→ Extracted entries:
+++
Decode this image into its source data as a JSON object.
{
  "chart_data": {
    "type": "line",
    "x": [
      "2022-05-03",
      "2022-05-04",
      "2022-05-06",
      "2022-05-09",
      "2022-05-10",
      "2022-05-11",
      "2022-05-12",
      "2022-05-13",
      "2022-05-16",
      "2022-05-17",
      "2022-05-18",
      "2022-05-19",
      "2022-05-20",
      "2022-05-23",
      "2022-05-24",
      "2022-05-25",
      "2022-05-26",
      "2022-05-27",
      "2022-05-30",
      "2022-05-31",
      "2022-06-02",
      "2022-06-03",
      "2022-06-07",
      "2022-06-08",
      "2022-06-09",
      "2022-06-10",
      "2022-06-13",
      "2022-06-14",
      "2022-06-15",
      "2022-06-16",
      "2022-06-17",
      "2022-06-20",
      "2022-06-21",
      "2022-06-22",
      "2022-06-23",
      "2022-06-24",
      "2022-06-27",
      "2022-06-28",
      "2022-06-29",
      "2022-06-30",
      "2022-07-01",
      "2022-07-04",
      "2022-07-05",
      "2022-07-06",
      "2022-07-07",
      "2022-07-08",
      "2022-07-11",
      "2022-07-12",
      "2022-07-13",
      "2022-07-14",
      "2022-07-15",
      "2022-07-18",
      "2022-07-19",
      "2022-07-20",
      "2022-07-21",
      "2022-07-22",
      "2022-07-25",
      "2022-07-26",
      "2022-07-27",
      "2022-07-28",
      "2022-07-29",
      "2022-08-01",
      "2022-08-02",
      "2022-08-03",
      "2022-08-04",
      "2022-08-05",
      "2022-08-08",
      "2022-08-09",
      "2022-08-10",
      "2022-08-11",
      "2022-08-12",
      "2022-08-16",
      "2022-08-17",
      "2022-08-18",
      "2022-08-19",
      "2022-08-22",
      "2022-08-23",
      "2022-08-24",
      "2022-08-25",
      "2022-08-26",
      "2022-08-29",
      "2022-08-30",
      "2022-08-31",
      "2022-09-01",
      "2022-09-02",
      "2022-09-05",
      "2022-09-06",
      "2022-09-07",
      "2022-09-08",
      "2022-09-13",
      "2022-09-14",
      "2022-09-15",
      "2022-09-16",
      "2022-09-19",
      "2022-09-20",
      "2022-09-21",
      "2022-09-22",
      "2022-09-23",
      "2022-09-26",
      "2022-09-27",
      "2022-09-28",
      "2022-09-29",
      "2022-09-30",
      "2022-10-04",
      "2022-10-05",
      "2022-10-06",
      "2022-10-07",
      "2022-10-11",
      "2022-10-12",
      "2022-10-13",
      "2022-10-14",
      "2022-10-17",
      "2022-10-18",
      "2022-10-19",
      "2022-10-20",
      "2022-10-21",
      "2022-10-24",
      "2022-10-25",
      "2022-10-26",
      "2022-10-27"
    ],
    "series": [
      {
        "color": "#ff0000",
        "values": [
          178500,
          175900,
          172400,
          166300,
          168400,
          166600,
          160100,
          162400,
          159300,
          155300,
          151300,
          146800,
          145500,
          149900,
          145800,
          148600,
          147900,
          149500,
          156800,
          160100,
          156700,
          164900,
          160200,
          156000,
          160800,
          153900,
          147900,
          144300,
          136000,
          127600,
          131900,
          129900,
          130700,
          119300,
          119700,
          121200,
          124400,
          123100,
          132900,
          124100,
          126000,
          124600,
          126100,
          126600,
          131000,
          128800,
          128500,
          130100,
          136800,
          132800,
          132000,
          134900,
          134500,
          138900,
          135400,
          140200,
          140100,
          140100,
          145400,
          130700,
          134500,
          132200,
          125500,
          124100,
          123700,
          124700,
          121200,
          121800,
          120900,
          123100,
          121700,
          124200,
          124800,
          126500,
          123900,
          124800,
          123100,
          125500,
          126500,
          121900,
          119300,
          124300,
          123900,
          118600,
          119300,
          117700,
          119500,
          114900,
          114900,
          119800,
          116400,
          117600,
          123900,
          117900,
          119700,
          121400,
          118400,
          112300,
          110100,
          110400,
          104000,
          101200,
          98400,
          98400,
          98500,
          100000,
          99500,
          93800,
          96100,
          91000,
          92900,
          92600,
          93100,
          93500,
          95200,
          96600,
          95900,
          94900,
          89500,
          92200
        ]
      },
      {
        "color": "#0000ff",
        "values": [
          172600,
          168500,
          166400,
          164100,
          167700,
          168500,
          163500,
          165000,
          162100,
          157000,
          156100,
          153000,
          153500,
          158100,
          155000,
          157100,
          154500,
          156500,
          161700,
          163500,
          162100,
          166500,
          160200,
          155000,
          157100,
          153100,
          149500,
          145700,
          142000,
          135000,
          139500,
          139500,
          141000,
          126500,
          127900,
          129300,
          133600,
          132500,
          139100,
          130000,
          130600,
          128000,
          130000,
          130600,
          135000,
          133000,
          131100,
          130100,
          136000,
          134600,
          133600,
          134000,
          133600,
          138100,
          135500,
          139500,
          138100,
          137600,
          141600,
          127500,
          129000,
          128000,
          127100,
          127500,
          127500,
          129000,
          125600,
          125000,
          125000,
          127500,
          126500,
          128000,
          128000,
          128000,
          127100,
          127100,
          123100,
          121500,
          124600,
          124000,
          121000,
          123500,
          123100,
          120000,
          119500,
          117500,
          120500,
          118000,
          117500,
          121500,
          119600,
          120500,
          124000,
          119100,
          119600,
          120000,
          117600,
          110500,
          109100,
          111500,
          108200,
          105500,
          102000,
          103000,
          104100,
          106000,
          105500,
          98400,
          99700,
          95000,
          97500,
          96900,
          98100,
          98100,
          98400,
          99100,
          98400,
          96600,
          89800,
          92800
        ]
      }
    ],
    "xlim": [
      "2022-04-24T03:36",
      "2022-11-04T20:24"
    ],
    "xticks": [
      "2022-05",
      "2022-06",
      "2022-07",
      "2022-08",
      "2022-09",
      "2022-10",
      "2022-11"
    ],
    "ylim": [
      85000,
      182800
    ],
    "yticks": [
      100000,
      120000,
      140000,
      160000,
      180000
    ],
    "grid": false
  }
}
+++
→ Instructions for the task: Everything in the listing above should be restated exactly.

→ Task answer:
Decode this image into its source data as a JSON object.
{
  "chart_data": {
    "type": "line",
    "x": [
      "2022-05-03",
      "2022-05-04",
      "2022-05-06",
      "2022-05-09",
      "2022-05-10",
      "2022-05-11",
      "2022-05-12",
      "2022-05-13",
      "2022-05-16",
      "2022-05-17",
      "2022-05-18",
      "2022-05-19",
      "2022-05-20",
      "2022-05-23",
      "2022-05-24",
      "2022-05-25",
      "2022-05-26",
      "2022-05-27",
      "2022-05-30",
      "2022-05-31",
      "2022-06-02",
      "2022-06-03",
      "2022-06-07",
      "2022-06-08",
      "2022-06-09",
      "2022-06-10",
      "2022-06-13",
      "2022-06-14",
      "2022-06-15",
      "2022-06-16",
      "2022-06-17",
      "2022-06-20",
      "2022-06-21",
      "2022-06-22",
      "2022-06-23",
      "2022-06-24",
      "2022-06-27",
      "2022-06-28",
      "2022-06-29",
      "2022-06-30",
      "2022-07-01",
      "2022-07-04",
      "2022-07-05",
      "2022-07-06",
      "2022-07-07",
      "2022-07-08",
      "2022-07-11",
      "2022-07-12",
      "2022-07-13",
      "2022-07-14",
      "2022-07-15",
      "2022-07-18",
      "2022-07-19",
      "2022-07-20",
      "2022-07-21",
      "2022-07-22",
      "2022-07-25",
      "2022-07-26",
      "2022-07-27",
      "2022-07-28",
      "2022-07-29",
      "2022-08-01",
      "2022-08-02",
      "2022-08-03",
      "2022-08-04",
      "2022-08-05",
      "2022-08-08",
      "2022-08-09",
      "2022-08-10",
      "2022-08-11",
      "2022-08-12",
      "2022-08-16",
      "2022-08-17",
      "2022-08-18",
      "2022-08-19",
      "2022-08-22",
      "2022-08-23",
      "2022-08-24",
      "2022-08-25",
      "2022-08-26",
      "2022-08-29",
      "2022-08-30",
      "2022-08-31",
      "2022-09-01",
      "2022-09-02",
      "2022-09-05",
      "2022-09-06",
      "2022-09-07",
      "2022-09-08",
      "2022-09-13",
      "2022-09-14",
      "2022-09-15",
      "2022-09-16",
      "2022-09-19",
      "2022-09-20",
      "2022-09-21",
      "2022-09-22",
      "2022-09-23",
      "2022-09-26",
      "2022-09-27",
      "2022-09-28",
      "2022-09-29",
      "2022-09-30",
      "2022-10-04",
      "2022-10-05",
      "2022-10-06",
      "2022-10-07",
      "2022-10-11",
      "2022-10-12",
      "2022-10-13",
      "2022-10-14",
      "2022-10-17",
      "2022-10-18",
      "2022-10-19",
      "2022-10-20",
      "2022-10-21",
      "2022-10-24",
      "2022-10-25",
      "2022-10-26",
      "2022-10-27"
    ],
    "series": [
      {
        "color": "#ff0000",
        "values": [
          178500,
          175900,
          172400,
          166300,
          168400,
          166600,
          160100,
          162400,
          159300,
          155300,
          151300,
          146800,
          145500,
          149900,
          145800,
          148600,
          147900,
          149500,
          156800,
          160100,
          156700,
          164900,
          160200,
          156000,
          160800,
          153900,
          147900,
          144300,
          136000,
          127600,
          131900,
          129900,
          130700,
          119300,
          119700,
          121200,
          124400,
          123100,
          132900,
          124100,
          126000,
          124600,
          126100,
          126600,
          131000,
          128800,
          128500,
          130100,
          136800,
          132800,
          132000,
          134900,
          134500,
          138900,
          135400,
          140200,
          140100,
          140100,
          145400,
          130700,
          134500,
          132200,
          125500,
          124100,
          123700,
          124700,
          121200,
          121800,
          120900,
          123100,
          121700,
          124200,
          124800,
          126500,
          123900,
          124800,
          123100,
          125500,
          126500,
          121900,
          119300,
          124300,
          123900,
          118600,
          119300,
          117700,
          119500,
          114900,
          114900,
          119800,
          116400,
          117600,
          123900,
          117900,
          119700,
          121400,
          118400,
          112300,
          110100,
          110400,
          104000,
          101200,
          98400,
          98400,
          98500,
          100000,
          99500,
          93800,
          96100,
          91000,
          92900,
          92600,
          93100,
          93500,
          95200,
          96600,
          95900,
          94900,
          89500,
          92200
        ]
      },
      {
        "color": "#0000ff",
        "values": [
          172600,
          168500,
          166400,
          164100,
          167700,
          168500,
          163500,
          165000,
          162100,
          157000,
          156100,
          153000,
          153500,
          158100,
          155000,
          157100,
          154500,
          156500,
          161700,
          163500,
          162100,
          166500,
          160200,
          155000,
          157100,
          153100,
          149500,
          145700,
          142000,
          135000,
          139500,
          139500,
          141000,
          126500,
          127900,
          129300,
          133600,
          132500,
          139100,
          130000,
          130600,
          128000,
          130000,
          130600,
          135000,
          133000,
          131100,
          130100,
          136000,
          134600,
          133600,
          134000,
          133600,
          138100,
          135500,
          139500,
          138100,
          137600,
          141600,
          127500,
          129000,
          128000,
          127100,
          127500,
          127500,
          129000,
          125600,
          125000,
          125000,
          127500,
          126500,
          128000,
          128000,
          128000,
          127100,
          127100,
          123100,
          121500,
          124600,
          124000,
          121000,
          123500,
          123100,
          120000,
          119500,
          117500,
          120500,
          118000,
          117500,
          121500,
          119600,
          120500,
          124000,
          119100,
          119600,
          120000,
          117600,
          110500,
          109100,
          111500,
          108200,
          105500,
          102000,
          103000,
          104100,
          106000,
          105500,
          98400,
          99700,
          95000,
          97500,
          96900,
          98100,
          98100,
          98400,
          99100,
          98400,
          96600,
          89800,
          92800
        ]
      }
    ],
    "xlim": [
      "2022-04-24T03:36",
      "2022-11-04T20:24"
    ],
    "xticks": [
      "2022-05",
      "2022-06",
      "2022-07",
      "2022-08",
      "2022-09",
      "2022-10",
      "2022-11"
    ],
    "ylim": [
      85000,
      182800
    ],
    "yticks": [
      100000,
      120000,
      140000,
      160000,
      180000
    ],
    "grid": false
  }
}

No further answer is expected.